━━ RECORD EXCERPTS

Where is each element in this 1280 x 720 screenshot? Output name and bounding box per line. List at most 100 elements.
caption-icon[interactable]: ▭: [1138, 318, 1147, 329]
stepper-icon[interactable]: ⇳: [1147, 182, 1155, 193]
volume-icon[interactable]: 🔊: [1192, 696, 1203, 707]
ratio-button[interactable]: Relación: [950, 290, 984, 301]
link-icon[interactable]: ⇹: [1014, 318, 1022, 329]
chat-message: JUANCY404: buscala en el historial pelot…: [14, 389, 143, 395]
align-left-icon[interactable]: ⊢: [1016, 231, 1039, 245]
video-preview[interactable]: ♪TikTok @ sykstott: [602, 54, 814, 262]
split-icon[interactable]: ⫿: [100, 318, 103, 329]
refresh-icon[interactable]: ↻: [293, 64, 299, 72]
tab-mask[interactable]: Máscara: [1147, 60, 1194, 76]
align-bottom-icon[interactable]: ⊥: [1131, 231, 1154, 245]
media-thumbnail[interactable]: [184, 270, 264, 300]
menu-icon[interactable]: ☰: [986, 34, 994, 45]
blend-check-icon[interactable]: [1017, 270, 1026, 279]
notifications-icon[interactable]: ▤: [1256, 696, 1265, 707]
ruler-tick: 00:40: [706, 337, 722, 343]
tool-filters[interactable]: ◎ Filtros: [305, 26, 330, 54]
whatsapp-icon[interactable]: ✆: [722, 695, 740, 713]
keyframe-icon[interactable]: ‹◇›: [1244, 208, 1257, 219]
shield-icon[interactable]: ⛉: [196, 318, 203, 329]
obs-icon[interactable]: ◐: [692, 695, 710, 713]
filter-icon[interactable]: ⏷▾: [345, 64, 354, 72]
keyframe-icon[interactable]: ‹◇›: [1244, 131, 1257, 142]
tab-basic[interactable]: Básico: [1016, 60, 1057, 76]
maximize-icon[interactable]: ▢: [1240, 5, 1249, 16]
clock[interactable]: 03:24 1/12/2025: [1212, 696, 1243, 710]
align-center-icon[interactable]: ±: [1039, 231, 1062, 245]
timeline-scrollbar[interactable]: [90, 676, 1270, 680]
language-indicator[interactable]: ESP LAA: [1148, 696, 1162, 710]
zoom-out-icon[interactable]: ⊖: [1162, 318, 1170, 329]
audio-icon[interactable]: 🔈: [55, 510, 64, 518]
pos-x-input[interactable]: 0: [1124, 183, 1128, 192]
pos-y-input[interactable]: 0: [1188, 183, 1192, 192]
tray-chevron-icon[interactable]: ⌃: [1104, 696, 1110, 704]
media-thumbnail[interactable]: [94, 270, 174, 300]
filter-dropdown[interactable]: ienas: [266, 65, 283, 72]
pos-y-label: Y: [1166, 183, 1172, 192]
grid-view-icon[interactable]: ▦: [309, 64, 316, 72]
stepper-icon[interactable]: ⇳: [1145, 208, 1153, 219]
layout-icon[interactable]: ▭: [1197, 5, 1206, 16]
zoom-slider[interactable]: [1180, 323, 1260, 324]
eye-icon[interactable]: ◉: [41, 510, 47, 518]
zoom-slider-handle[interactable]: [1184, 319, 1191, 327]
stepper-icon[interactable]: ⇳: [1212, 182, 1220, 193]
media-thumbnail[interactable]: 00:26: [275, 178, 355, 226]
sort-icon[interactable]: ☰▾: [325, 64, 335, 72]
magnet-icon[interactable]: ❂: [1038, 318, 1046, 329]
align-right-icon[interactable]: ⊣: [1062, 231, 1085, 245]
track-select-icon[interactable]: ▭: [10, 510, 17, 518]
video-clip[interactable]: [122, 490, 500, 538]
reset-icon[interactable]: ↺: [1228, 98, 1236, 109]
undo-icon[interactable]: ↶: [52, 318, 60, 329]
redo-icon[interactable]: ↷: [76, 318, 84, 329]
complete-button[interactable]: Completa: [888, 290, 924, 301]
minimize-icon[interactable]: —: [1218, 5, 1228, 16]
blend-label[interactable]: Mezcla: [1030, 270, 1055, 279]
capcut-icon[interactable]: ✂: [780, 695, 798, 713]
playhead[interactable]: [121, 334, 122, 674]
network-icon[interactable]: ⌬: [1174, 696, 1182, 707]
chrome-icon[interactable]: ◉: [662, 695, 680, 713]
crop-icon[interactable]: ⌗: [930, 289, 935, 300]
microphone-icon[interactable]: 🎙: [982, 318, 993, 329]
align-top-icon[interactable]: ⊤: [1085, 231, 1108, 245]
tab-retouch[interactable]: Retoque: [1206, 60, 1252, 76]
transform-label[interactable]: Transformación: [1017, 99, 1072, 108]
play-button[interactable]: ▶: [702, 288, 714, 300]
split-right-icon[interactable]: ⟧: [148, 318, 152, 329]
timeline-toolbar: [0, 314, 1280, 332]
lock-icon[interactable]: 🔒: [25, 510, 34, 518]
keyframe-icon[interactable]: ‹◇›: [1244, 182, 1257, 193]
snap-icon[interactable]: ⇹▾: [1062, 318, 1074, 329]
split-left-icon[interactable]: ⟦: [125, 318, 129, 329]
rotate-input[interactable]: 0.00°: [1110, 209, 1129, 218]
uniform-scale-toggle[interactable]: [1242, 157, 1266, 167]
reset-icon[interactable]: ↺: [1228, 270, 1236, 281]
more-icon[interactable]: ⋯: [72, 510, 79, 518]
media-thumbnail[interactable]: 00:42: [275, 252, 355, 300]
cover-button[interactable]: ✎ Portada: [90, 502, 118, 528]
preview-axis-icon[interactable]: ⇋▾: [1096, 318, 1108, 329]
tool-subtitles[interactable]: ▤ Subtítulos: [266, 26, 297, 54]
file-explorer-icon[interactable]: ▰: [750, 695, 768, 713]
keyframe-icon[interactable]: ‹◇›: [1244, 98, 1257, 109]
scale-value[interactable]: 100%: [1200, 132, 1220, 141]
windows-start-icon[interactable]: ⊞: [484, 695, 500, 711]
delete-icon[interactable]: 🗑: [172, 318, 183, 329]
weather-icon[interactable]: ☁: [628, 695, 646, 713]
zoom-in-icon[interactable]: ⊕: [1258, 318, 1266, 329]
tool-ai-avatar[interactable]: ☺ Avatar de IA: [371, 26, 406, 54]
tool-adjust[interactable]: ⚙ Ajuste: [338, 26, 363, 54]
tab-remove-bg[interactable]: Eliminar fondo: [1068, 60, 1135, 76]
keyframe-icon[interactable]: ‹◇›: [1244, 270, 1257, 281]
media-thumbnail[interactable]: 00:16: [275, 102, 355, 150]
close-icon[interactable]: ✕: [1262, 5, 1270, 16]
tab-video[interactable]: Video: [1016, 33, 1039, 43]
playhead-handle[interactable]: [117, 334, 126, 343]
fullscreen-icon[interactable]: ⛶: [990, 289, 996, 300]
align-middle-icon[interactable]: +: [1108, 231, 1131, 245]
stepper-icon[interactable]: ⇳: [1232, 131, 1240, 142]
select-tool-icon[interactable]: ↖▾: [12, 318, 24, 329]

━━━━

*WORK TO DO*
Rewrite the entries above, substituting "clickable" for every "interactable" and leaving everything else unchanged.

*SOLVED EXERCISE*
Where is each element in this 1280 x 720 screenshot? Output name and bounding box per line. List at most 100 elements.
caption-icon[clickable]: ▭: [1138, 318, 1147, 329]
stepper-icon[clickable]: ⇳: [1147, 182, 1155, 193]
volume-icon[clickable]: 🔊: [1192, 696, 1203, 707]
ratio-button[clickable]: Relación: [950, 290, 984, 301]
link-icon[clickable]: ⇹: [1014, 318, 1022, 329]
chat-message: JUANCY404: buscala en el historial pelot…: [14, 389, 143, 395]
align-left-icon[clickable]: ⊢: [1016, 231, 1039, 245]
video-preview[clickable]: ♪TikTok @ sykstott: [602, 54, 814, 262]
split-icon[clickable]: ⫿: [100, 318, 103, 329]
refresh-icon[clickable]: ↻: [293, 64, 299, 72]
tab-mask[clickable]: Máscara: [1147, 60, 1194, 76]
align-bottom-icon[clickable]: ⊥: [1131, 231, 1154, 245]
media-thumbnail[clickable]: [184, 270, 264, 300]
menu-icon[clickable]: ☰: [986, 34, 994, 45]
blend-check-icon[clickable]: [1017, 270, 1026, 279]
notifications-icon[clickable]: ▤: [1256, 696, 1265, 707]
ruler-tick: 00:40: [706, 337, 722, 343]
tool-filters[clickable]: ◎ Filtros: [305, 26, 330, 54]
whatsapp-icon[clickable]: ✆: [722, 695, 740, 713]
keyframe-icon[clickable]: ‹◇›: [1244, 208, 1257, 219]
shield-icon[clickable]: ⛉: [196, 318, 203, 329]
obs-icon[clickable]: ◐: [692, 695, 710, 713]
filter-icon[clickable]: ⏷▾: [345, 64, 354, 72]
keyframe-icon[clickable]: ‹◇›: [1244, 131, 1257, 142]
tab-basic[clickable]: Básico: [1016, 60, 1057, 76]
maximize-icon[clickable]: ▢: [1240, 5, 1249, 16]
clock[clickable]: 03:24 1/12/2025: [1212, 696, 1243, 710]
align-center-icon[clickable]: ±: [1039, 231, 1062, 245]
timeline-scrollbar[clickable]: [90, 676, 1270, 680]
language-indicator[clickable]: ESP LAA: [1148, 696, 1162, 710]
zoom-out-icon[clickable]: ⊖: [1162, 318, 1170, 329]
audio-icon[clickable]: 🔈: [55, 510, 64, 518]
pos-x-input[clickable]: 0: [1124, 183, 1128, 192]
pos-y-input[clickable]: 0: [1188, 183, 1192, 192]
tray-chevron-icon[clickable]: ⌃: [1104, 696, 1110, 704]
media-thumbnail[clickable]: [94, 270, 174, 300]
filter-dropdown[clickable]: ienas: [266, 65, 283, 72]
pos-y-label: Y: [1166, 183, 1172, 192]
grid-view-icon[clickable]: ▦: [309, 64, 316, 72]
stepper-icon[clickable]: ⇳: [1145, 208, 1153, 219]
layout-icon[clickable]: ▭: [1197, 5, 1206, 16]
zoom-slider[clickable]: [1180, 323, 1260, 324]
eye-icon[clickable]: ◉: [41, 510, 47, 518]
zoom-slider-handle[clickable]: [1184, 319, 1191, 327]
stepper-icon[clickable]: ⇳: [1212, 182, 1220, 193]
media-thumbnail[clickable]: 00:26: [275, 178, 355, 226]
sort-icon[clickable]: ☰▾: [325, 64, 335, 72]
magnet-icon[clickable]: ❂: [1038, 318, 1046, 329]
align-right-icon[clickable]: ⊣: [1062, 231, 1085, 245]
track-select-icon[clickable]: ▭: [10, 510, 17, 518]
video-clip[clickable]: [122, 490, 500, 538]
reset-icon[clickable]: ↺: [1228, 98, 1236, 109]
undo-icon[clickable]: ↶: [52, 318, 60, 329]
redo-icon[clickable]: ↷: [76, 318, 84, 329]
complete-button[clickable]: Completa: [888, 290, 924, 301]
minimize-icon[clickable]: —: [1218, 5, 1228, 16]
blend-label[clickable]: Mezcla: [1030, 270, 1055, 279]
capcut-icon[clickable]: ✂: [780, 695, 798, 713]
playhead[clickable]: [121, 334, 122, 674]
network-icon[clickable]: ⌬: [1174, 696, 1182, 707]
chrome-icon[clickable]: ◉: [662, 695, 680, 713]
crop-icon[clickable]: ⌗: [930, 289, 935, 300]
microphone-icon[clickable]: 🎙: [982, 318, 993, 329]
align-top-icon[clickable]: ⊤: [1085, 231, 1108, 245]
tab-retouch[clickable]: Retoque: [1206, 60, 1252, 76]
transform-label[clickable]: Transformación: [1017, 99, 1072, 108]
play-button[clickable]: ▶: [702, 288, 714, 300]
split-right-icon[clickable]: ⟧: [148, 318, 152, 329]
timeline-toolbar: [0, 314, 1280, 332]
lock-icon[clickable]: 🔒: [25, 510, 34, 518]
keyframe-icon[clickable]: ‹◇›: [1244, 182, 1257, 193]
snap-icon[clickable]: ⇹▾: [1062, 318, 1074, 329]
split-left-icon[clickable]: ⟦: [125, 318, 129, 329]
rotate-input[clickable]: 0.00°: [1110, 209, 1129, 218]
uniform-scale-toggle[clickable]: [1242, 157, 1266, 167]
reset-icon[clickable]: ↺: [1228, 270, 1236, 281]
more-icon[clickable]: ⋯: [72, 510, 79, 518]
media-thumbnail[clickable]: 00:42: [275, 252, 355, 300]
cover-button[clickable]: ✎ Portada: [90, 502, 118, 528]
preview-axis-icon[clickable]: ⇋▾: [1096, 318, 1108, 329]
tool-subtitles[clickable]: ▤ Subtítulos: [266, 26, 297, 54]
file-explorer-icon[clickable]: ▰: [750, 695, 768, 713]
keyframe-icon[clickable]: ‹◇›: [1244, 98, 1257, 109]
scale-value[clickable]: 100%: [1200, 132, 1220, 141]
windows-start-icon[clickable]: ⊞: [484, 695, 500, 711]
delete-icon[clickable]: 🗑: [172, 318, 183, 329]
weather-icon[clickable]: ☁: [628, 695, 646, 713]
zoom-in-icon[clickable]: ⊕: [1258, 318, 1266, 329]
tool-ai-avatar[clickable]: ☺ Avatar de IA: [371, 26, 406, 54]
tool-adjust[clickable]: ⚙ Ajuste: [338, 26, 363, 54]
tab-remove-bg[clickable]: Eliminar fondo: [1068, 60, 1135, 76]
keyframe-icon[clickable]: ‹◇›: [1244, 270, 1257, 281]
media-thumbnail[clickable]: 00:16: [275, 102, 355, 150]
close-icon[clickable]: ✕: [1262, 5, 1270, 16]
tab-video[clickable]: Video: [1016, 33, 1039, 43]
playhead-handle[clickable]: [117, 334, 126, 343]
fullscreen-icon[clickable]: ⛶: [990, 289, 996, 300]
align-middle-icon[clickable]: +: [1108, 231, 1131, 245]
stepper-icon[clickable]: ⇳: [1232, 131, 1240, 142]
select-tool-icon[clickable]: ↖▾: [12, 318, 24, 329]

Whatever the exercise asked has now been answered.